Output all the data exactly. Pictures do not belong in the copy.

— Input —
----

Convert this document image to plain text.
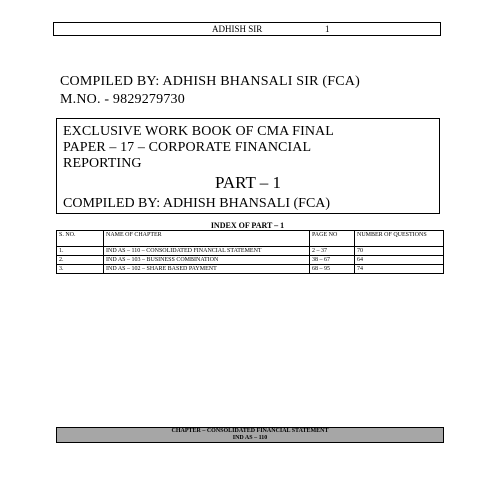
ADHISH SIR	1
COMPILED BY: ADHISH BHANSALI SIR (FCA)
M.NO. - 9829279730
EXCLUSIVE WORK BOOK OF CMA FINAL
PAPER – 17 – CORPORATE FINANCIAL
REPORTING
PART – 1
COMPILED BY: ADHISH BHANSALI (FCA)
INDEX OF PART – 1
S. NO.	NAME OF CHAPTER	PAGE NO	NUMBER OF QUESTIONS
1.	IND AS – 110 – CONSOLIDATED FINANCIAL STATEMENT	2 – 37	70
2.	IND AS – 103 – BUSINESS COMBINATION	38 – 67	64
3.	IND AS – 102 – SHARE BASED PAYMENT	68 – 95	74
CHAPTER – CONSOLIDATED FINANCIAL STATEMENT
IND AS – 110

----

— Finished answer —
Convert this document image to plain text.
ADHISH SIR	1
COMPILED BY: ADHISH BHANSALI SIR (FCA)
M.NO. - 9829279730
EXCLUSIVE WORK BOOK OF CMA FINAL
PAPER – 17 – CORPORATE FINANCIAL
REPORTING
PART – 1
COMPILED BY: ADHISH BHANSALI (FCA)
INDEX OF PART – 1
S. NO.	NAME OF CHAPTER	PAGE NO	NUMBER OF QUESTIONS
1.	IND AS – 110 – CONSOLIDATED FINANCIAL STATEMENT	2 – 37	70
2.	IND AS – 103 – BUSINESS COMBINATION	38 – 67	64
3.	IND AS – 102 – SHARE BASED PAYMENT	68 – 95	74
CHAPTER – CONSOLIDATED FINANCIAL STATEMENT
IND AS – 110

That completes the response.